* [OBJECTIVE] The records below are to be repeated in full, exactly as they are.
- - - - -
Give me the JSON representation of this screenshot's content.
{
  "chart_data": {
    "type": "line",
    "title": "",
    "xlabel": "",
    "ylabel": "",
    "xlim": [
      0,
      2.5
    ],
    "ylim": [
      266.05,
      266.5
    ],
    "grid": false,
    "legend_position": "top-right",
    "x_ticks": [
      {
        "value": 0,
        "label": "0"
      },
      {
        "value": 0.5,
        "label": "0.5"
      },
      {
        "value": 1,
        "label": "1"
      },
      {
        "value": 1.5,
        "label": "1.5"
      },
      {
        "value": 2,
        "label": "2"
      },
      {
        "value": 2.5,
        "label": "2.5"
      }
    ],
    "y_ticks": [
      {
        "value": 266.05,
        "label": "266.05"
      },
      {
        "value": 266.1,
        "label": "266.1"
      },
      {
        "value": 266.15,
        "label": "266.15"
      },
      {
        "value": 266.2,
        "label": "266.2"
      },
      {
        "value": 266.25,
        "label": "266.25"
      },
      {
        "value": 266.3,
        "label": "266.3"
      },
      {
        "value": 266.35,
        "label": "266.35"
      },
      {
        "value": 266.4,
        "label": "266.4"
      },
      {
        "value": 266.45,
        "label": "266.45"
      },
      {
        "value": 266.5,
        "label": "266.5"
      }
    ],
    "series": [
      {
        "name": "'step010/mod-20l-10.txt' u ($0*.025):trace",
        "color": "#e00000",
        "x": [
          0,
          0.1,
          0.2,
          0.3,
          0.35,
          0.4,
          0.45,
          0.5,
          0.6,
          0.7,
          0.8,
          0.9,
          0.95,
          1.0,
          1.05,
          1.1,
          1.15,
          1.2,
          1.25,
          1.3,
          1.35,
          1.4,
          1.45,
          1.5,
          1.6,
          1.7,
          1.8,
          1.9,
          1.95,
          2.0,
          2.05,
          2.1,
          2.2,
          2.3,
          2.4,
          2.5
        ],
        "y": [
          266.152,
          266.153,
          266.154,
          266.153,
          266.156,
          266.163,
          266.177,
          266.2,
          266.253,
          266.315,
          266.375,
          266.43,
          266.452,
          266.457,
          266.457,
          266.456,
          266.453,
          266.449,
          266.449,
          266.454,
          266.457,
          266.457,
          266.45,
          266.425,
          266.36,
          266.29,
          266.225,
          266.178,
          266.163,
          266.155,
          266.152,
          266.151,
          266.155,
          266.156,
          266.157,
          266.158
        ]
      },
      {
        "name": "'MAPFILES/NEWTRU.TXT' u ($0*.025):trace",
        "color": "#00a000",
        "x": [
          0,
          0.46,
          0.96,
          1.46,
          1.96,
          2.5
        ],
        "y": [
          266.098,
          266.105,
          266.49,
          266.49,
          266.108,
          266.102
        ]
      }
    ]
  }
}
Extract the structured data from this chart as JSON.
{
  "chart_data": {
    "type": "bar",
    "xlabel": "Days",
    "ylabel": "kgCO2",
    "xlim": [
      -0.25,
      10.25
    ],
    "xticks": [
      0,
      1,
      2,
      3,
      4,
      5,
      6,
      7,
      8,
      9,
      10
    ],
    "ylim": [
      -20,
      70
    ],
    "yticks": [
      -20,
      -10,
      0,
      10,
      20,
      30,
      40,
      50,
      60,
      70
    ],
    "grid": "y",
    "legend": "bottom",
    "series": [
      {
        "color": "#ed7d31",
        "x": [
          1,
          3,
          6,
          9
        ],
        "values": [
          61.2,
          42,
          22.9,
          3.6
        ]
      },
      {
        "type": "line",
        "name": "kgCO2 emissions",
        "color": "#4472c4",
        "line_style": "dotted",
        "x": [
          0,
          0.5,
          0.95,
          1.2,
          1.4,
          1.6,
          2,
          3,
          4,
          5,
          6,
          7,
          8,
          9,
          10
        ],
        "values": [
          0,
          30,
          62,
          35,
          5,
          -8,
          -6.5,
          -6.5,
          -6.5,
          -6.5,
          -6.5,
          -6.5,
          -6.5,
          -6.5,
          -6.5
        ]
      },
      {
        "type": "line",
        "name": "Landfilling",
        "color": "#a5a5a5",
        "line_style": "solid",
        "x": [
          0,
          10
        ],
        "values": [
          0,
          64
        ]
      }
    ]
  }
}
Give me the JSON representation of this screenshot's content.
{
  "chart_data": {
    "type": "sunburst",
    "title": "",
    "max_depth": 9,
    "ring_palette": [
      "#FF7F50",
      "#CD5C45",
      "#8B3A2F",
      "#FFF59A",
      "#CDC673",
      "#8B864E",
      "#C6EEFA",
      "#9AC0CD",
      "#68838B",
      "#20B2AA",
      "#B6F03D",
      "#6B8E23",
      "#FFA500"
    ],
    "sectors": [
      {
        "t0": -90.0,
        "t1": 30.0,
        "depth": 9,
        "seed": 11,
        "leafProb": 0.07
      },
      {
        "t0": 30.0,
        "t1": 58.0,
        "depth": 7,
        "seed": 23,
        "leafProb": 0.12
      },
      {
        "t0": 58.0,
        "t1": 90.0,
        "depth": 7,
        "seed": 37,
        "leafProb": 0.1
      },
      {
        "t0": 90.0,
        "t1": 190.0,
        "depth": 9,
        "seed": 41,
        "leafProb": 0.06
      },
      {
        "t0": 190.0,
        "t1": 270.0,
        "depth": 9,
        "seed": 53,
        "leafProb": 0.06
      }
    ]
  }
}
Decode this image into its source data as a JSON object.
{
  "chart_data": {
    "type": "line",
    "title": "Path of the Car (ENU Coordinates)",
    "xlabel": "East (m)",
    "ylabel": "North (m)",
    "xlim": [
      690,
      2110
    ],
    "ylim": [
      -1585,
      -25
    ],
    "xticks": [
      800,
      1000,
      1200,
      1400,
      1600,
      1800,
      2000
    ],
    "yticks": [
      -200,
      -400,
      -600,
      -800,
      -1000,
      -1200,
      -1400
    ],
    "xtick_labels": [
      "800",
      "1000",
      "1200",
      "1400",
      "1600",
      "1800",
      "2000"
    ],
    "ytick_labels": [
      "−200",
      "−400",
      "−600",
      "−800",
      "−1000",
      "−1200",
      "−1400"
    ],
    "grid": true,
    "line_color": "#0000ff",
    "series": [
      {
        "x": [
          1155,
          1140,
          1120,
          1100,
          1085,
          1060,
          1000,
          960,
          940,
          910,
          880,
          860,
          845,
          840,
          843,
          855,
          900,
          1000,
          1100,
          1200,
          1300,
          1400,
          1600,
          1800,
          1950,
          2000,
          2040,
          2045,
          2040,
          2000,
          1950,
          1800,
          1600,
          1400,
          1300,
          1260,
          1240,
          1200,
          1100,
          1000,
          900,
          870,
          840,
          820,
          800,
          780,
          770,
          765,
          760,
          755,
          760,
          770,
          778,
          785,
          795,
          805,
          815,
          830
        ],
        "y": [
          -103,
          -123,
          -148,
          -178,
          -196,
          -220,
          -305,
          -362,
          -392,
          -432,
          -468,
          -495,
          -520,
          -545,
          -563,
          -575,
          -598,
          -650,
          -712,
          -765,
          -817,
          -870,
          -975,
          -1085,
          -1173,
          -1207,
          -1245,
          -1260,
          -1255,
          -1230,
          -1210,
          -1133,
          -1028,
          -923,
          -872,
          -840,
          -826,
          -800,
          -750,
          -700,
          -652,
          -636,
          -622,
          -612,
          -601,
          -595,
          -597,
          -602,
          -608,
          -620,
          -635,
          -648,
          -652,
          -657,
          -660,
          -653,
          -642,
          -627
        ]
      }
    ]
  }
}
- - - - -
* [THE REPLY]
Give me the JSON representation of this screenshot's content.
{
  "chart_data": {
    "type": "line",
    "title": "",
    "xlabel": "",
    "ylabel": "",
    "xlim": [
      0,
      2.5
    ],
    "ylim": [
      266.05,
      266.5
    ],
    "grid": false,
    "legend_position": "top-right",
    "x_ticks": [
      {
        "value": 0,
        "label": "0"
      },
      {
        "value": 0.5,
        "label": "0.5"
      },
      {
        "value": 1,
        "label": "1"
      },
      {
        "value": 1.5,
        "label": "1.5"
      },
      {
        "value": 2,
        "label": "2"
      },
      {
        "value": 2.5,
        "label": "2.5"
      }
    ],
    "y_ticks": [
      {
        "value": 266.05,
        "label": "266.05"
      },
      {
        "value": 266.1,
        "label": "266.1"
      },
      {
        "value": 266.15,
        "label": "266.15"
      },
      {
        "value": 266.2,
        "label": "266.2"
      },
      {
        "value": 266.25,
        "label": "266.25"
      },
      {
        "value": 266.3,
        "label": "266.3"
      },
      {
        "value": 266.35,
        "label": "266.35"
      },
      {
        "value": 266.4,
        "label": "266.4"
      },
      {
        "value": 266.45,
        "label": "266.45"
      },
      {
        "value": 266.5,
        "label": "266.5"
      }
    ],
    "series": [
      {
        "name": "'step010/mod-20l-10.txt' u ($0*.025):trace",
        "color": "#e00000",
        "x": [
          0,
          0.1,
          0.2,
          0.3,
          0.35,
          0.4,
          0.45,
          0.5,
          0.6,
          0.7,
          0.8,
          0.9,
          0.95,
          1.0,
          1.05,
          1.1,
          1.15,
          1.2,
          1.25,
          1.3,
          1.35,
          1.4,
          1.45,
          1.5,
          1.6,
          1.7,
          1.8,
          1.9,
          1.95,
          2.0,
          2.05,
          2.1,
          2.2,
          2.3,
          2.4,
          2.5
        ],
        "y": [
          266.152,
          266.153,
          266.154,
          266.153,
          266.156,
          266.163,
          266.177,
          266.2,
          266.253,
          266.315,
          266.375,
          266.43,
          266.452,
          266.457,
          266.457,
          266.456,
          266.453,
          266.449,
          266.449,
          266.454,
          266.457,
          266.457,
          266.45,
          266.425,
          266.36,
          266.29,
          266.225,
          266.178,
          266.163,
          266.155,
          266.152,
          266.151,
          266.155,
          266.156,
          266.157,
          266.158
        ]
      },
      {
        "name": "'MAPFILES/NEWTRU.TXT' u ($0*.025):trace",
        "color": "#00a000",
        "x": [
          0,
          0.46,
          0.96,
          1.46,
          1.96,
          2.5
        ],
        "y": [
          266.098,
          266.105,
          266.49,
          266.49,
          266.108,
          266.102
        ]
      }
    ]
  }
}
Extract the structured data from this chart as JSON.
{
  "chart_data": {
    "type": "bar",
    "xlabel": "Days",
    "ylabel": "kgCO2",
    "xlim": [
      -0.25,
      10.25
    ],
    "xticks": [
      0,
      1,
      2,
      3,
      4,
      5,
      6,
      7,
      8,
      9,
      10
    ],
    "ylim": [
      -20,
      70
    ],
    "yticks": [
      -20,
      -10,
      0,
      10,
      20,
      30,
      40,
      50,
      60,
      70
    ],
    "grid": "y",
    "legend": "bottom",
    "series": [
      {
        "color": "#ed7d31",
        "x": [
          1,
          3,
          6,
          9
        ],
        "values": [
          61.2,
          42,
          22.9,
          3.6
        ]
      },
      {
        "type": "line",
        "name": "kgCO2 emissions",
        "color": "#4472c4",
        "line_style": "dotted",
        "x": [
          0,
          0.5,
          0.95,
          1.2,
          1.4,
          1.6,
          2,
          3,
          4,
          5,
          6,
          7,
          8,
          9,
          10
        ],
        "values": [
          0,
          30,
          62,
          35,
          5,
          -8,
          -6.5,
          -6.5,
          -6.5,
          -6.5,
          -6.5,
          -6.5,
          -6.5,
          -6.5,
          -6.5
        ]
      },
      {
        "type": "line",
        "name": "Landfilling",
        "color": "#a5a5a5",
        "line_style": "solid",
        "x": [
          0,
          10
        ],
        "values": [
          0,
          64
        ]
      }
    ]
  }
}
Give me the JSON representation of this screenshot's content.
{
  "chart_data": {
    "type": "sunburst",
    "title": "",
    "max_depth": 9,
    "ring_palette": [
      "#FF7F50",
      "#CD5C45",
      "#8B3A2F",
      "#FFF59A",
      "#CDC673",
      "#8B864E",
      "#C6EEFA",
      "#9AC0CD",
      "#68838B",
      "#20B2AA",
      "#B6F03D",
      "#6B8E23",
      "#FFA500"
    ],
    "sectors": [
      {
        "t0": -90.0,
        "t1": 30.0,
        "depth": 9,
        "seed": 11,
        "leafProb": 0.07
      },
      {
        "t0": 30.0,
        "t1": 58.0,
        "depth": 7,
        "seed": 23,
        "leafProb": 0.12
      },
      {
        "t0": 58.0,
        "t1": 90.0,
        "depth": 7,
        "seed": 37,
        "leafProb": 0.1
      },
      {
        "t0": 90.0,
        "t1": 190.0,
        "depth": 9,
        "seed": 41,
        "leafProb": 0.06
      },
      {
        "t0": 190.0,
        "t1": 270.0,
        "depth": 9,
        "seed": 53,
        "leafProb": 0.06
      }
    ]
  }
}
Decode this image into its source data as a JSON object.
{
  "chart_data": {
    "type": "line",
    "title": "Path of the Car (ENU Coordinates)",
    "xlabel": "East (m)",
    "ylabel": "North (m)",
    "xlim": [
      690,
      2110
    ],
    "ylim": [
      -1585,
      -25
    ],
    "xticks": [
      800,
      1000,
      1200,
      1400,
      1600,
      1800,
      2000
    ],
    "yticks": [
      -200,
      -400,
      -600,
      -800,
      -1000,
      -1200,
      -1400
    ],
    "xtick_labels": [
      "800",
      "1000",
      "1200",
      "1400",
      "1600",
      "1800",
      "2000"
    ],
    "ytick_labels": [
      "−200",
      "−400",
      "−600",
      "−800",
      "−1000",
      "−1200",
      "−1400"
    ],
    "grid": true,
    "line_color": "#0000ff",
    "series": [
      {
        "x": [
          1155,
          1140,
          1120,
          1100,
          1085,
          1060,
          1000,
          960,
          940,
          910,
          880,
          860,
          845,
          840,
          843,
          855,
          900,
          1000,
          1100,
          1200,
          1300,
          1400,
          1600,
          1800,
          1950,
          2000,
          2040,
          2045,
          2040,
          2000,
          1950,
          1800,
          1600,
          1400,
          1300,
          1260,
          1240,
          1200,
          1100,
          1000,
          900,
          870,
          840,
          820,
          800,
          780,
          770,
          765,
          760,
          755,
          760,
          770,
          778,
          785,
          795,
          805,
          815,
          830
        ],
        "y": [
          -103,
          -123,
          -148,
          -178,
          -196,
          -220,
          -305,
          -362,
          -392,
          -432,
          -468,
          -495,
          -520,
          -545,
          -563,
          -575,
          -598,
          -650,
          -712,
          -765,
          -817,
          -870,
          -975,
          -1085,
          -1173,
          -1207,
          -1245,
          -1260,
          -1255,
          -1230,
          -1210,
          -1133,
          -1028,
          -923,
          -872,
          -840,
          -826,
          -800,
          -750,
          -700,
          -652,
          -636,
          -622,
          -612,
          -601,
          -595,
          -597,
          -602,
          -608,
          -620,
          -635,
          -648,
          -652,
          -657,
          -660,
          -653,
          -642,
          -627
        ]
      }
    ]
  }
}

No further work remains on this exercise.